= WRITTEN EXERCISE =
Search the records for the word "panel" and pick out every line that has it.

::::::::

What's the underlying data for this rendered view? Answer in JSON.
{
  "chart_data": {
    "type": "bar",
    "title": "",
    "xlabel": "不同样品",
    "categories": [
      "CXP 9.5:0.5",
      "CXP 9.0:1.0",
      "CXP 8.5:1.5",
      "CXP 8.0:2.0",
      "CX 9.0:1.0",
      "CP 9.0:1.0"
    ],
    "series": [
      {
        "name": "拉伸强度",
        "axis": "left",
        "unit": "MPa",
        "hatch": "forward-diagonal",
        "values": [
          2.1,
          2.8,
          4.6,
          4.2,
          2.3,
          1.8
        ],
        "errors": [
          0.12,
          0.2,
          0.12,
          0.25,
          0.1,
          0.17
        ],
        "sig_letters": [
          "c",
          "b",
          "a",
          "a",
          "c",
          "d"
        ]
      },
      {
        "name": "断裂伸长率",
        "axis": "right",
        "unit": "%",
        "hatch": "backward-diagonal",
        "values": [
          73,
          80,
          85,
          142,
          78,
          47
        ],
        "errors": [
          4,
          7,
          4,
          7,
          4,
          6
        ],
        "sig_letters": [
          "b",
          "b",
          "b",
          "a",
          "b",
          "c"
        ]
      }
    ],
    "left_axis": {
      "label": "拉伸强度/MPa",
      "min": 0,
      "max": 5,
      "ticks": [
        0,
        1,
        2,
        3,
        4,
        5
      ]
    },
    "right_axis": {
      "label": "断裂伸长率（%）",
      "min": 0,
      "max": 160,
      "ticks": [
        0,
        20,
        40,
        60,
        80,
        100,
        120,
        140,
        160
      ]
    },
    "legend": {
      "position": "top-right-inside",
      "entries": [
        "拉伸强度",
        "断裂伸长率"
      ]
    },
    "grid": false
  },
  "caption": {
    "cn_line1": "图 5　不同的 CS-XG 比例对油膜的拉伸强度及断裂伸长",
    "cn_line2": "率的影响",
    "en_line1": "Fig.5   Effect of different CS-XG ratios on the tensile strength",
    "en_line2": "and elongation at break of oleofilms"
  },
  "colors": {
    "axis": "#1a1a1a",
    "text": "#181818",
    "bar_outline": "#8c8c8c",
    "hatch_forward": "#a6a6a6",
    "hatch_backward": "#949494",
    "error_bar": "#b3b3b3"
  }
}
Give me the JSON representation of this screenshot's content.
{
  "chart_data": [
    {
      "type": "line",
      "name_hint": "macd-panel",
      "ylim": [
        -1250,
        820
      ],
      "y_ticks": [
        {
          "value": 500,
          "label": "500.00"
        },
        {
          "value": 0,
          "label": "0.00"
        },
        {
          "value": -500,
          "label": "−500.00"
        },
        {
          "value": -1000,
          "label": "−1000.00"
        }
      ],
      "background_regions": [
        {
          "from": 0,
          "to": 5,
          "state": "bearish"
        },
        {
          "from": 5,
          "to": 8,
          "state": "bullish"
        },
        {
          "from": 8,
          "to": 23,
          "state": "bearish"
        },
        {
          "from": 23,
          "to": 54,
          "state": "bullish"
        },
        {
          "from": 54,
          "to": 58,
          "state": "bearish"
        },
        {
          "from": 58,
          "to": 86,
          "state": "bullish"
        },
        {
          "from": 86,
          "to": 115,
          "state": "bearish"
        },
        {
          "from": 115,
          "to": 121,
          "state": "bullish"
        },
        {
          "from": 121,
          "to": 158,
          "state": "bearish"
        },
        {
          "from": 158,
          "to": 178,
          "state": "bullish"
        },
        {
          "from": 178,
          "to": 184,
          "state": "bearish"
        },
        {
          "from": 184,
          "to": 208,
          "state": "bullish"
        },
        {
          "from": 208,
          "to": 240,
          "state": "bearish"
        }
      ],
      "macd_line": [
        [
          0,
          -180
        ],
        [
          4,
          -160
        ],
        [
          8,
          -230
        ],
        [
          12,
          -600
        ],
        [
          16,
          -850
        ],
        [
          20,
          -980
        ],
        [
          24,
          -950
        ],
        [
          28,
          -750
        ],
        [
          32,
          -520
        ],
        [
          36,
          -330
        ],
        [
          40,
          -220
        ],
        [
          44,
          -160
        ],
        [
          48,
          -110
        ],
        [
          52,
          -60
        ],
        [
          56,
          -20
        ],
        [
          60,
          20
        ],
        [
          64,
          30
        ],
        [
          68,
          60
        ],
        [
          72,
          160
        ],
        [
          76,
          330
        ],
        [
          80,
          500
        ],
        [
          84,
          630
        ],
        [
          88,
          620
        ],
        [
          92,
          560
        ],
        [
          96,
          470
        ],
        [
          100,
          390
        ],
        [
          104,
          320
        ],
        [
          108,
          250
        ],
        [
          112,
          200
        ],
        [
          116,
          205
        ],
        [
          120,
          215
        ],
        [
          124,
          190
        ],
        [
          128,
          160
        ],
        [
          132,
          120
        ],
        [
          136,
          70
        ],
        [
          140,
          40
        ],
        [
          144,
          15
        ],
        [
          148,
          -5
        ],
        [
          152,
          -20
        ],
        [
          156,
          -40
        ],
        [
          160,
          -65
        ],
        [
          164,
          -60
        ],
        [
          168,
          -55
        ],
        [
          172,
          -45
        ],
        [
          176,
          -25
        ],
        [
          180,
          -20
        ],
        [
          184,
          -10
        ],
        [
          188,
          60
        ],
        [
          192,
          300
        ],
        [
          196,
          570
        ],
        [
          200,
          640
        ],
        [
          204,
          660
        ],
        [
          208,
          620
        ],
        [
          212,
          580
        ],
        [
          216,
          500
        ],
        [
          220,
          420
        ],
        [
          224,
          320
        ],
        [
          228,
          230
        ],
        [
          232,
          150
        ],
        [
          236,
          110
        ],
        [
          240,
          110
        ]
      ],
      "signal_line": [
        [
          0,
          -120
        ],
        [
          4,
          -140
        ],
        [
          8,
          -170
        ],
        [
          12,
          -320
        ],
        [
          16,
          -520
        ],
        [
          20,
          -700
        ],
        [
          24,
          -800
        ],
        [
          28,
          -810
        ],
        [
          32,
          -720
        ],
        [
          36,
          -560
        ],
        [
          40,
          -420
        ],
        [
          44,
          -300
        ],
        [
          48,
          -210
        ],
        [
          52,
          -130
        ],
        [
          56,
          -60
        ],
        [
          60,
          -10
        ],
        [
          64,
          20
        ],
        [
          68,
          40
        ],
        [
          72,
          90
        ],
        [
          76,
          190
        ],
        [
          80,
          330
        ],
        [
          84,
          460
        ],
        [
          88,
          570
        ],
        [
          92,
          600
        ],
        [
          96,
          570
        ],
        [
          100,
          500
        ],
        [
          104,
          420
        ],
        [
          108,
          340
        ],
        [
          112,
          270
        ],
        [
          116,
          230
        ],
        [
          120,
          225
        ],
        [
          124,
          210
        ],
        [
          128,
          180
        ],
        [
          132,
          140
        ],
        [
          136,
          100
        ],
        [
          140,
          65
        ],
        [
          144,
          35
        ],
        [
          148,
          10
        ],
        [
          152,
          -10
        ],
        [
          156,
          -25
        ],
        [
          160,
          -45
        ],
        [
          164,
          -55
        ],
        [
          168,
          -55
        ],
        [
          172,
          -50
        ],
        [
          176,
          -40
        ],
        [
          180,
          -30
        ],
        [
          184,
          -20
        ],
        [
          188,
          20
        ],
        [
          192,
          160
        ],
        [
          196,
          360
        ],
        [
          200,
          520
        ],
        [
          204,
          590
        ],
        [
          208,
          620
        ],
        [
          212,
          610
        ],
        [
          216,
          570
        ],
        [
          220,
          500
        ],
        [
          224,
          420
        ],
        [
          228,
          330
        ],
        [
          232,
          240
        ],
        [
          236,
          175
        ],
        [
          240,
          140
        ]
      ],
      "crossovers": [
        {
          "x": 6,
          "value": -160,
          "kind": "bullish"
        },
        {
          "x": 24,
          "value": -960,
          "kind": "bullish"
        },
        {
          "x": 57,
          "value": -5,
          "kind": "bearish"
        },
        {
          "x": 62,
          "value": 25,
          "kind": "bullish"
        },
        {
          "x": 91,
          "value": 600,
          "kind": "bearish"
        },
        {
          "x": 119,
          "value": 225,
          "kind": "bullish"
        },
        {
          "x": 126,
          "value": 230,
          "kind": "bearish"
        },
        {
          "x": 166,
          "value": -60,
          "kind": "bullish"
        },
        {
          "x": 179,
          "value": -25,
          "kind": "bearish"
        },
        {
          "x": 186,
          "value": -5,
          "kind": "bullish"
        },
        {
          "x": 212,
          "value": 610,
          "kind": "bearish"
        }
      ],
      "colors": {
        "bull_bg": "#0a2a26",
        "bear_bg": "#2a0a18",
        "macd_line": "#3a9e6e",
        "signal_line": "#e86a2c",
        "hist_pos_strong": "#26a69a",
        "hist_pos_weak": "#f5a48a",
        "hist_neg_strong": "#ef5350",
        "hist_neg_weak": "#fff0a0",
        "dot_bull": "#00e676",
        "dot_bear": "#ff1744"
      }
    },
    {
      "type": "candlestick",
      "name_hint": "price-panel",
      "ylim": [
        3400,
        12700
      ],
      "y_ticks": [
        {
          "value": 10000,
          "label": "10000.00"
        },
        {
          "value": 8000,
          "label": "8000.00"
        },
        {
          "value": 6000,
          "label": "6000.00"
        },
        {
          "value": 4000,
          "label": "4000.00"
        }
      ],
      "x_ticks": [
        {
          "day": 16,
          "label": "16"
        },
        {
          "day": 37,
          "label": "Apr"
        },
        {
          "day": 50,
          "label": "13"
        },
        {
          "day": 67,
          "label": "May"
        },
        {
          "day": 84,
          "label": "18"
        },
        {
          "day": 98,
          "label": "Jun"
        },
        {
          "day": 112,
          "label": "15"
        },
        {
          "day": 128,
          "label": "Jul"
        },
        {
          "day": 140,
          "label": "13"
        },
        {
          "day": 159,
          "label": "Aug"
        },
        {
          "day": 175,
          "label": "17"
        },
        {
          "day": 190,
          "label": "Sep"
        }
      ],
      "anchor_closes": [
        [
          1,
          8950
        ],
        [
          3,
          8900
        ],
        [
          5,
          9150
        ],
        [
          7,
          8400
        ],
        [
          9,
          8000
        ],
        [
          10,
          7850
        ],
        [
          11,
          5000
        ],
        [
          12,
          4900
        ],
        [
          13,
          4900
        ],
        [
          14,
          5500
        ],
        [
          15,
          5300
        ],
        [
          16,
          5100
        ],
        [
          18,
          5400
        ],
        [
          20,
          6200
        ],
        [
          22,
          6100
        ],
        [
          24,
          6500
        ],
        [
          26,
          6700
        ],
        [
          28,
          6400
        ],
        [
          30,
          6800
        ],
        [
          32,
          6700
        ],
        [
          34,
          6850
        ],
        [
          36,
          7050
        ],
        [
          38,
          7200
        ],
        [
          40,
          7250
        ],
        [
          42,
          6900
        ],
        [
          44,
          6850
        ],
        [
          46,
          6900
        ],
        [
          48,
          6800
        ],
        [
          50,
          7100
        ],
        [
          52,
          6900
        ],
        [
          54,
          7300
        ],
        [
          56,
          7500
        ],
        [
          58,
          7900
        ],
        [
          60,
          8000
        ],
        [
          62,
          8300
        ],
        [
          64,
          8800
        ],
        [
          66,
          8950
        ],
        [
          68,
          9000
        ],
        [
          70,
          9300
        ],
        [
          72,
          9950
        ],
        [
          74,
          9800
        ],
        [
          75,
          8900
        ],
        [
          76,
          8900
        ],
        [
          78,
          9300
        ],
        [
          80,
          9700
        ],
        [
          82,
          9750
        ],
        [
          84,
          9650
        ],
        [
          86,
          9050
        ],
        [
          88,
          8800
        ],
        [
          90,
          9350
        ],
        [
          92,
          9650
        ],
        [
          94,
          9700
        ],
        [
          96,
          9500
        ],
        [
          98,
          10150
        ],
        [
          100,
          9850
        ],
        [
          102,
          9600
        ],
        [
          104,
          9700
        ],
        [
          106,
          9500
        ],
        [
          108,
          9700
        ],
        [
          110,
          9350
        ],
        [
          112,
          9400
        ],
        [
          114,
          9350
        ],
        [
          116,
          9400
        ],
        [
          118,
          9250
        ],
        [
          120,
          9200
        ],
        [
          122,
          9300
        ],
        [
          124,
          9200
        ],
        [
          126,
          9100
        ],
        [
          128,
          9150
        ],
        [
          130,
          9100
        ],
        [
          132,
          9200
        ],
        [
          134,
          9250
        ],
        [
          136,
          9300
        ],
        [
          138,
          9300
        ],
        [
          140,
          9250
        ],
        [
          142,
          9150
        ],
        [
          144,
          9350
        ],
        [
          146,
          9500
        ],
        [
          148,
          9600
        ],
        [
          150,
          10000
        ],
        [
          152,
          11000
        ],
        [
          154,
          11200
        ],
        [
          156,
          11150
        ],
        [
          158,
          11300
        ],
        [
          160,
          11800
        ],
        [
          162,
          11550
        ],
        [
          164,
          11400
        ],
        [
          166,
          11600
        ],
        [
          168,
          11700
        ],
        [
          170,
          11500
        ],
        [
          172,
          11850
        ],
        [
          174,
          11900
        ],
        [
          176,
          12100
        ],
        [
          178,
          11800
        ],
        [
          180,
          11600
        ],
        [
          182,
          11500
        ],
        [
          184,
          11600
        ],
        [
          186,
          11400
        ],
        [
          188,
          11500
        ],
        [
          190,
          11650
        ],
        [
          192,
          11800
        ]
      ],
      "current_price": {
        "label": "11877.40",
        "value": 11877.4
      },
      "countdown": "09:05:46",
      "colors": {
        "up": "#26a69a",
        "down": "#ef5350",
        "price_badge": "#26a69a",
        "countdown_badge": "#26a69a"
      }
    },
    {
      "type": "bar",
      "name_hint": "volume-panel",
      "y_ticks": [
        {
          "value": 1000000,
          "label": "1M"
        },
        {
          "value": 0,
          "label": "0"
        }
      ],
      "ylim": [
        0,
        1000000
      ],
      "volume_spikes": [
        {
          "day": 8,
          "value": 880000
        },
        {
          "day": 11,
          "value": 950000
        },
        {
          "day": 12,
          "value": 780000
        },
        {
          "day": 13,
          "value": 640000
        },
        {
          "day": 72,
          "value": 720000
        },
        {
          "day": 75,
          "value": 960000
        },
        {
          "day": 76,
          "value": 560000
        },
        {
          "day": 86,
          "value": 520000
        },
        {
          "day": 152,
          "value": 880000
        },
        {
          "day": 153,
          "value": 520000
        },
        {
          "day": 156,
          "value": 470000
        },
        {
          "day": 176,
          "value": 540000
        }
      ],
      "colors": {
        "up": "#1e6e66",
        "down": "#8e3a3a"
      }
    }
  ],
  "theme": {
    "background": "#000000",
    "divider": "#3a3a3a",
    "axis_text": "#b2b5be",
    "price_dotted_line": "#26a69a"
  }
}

::::::::

= WRITTEN RESPONSE =
      "name_hint": "macd-panel",
      "name_hint": "price-panel",
      "name_hint": "volume-panel",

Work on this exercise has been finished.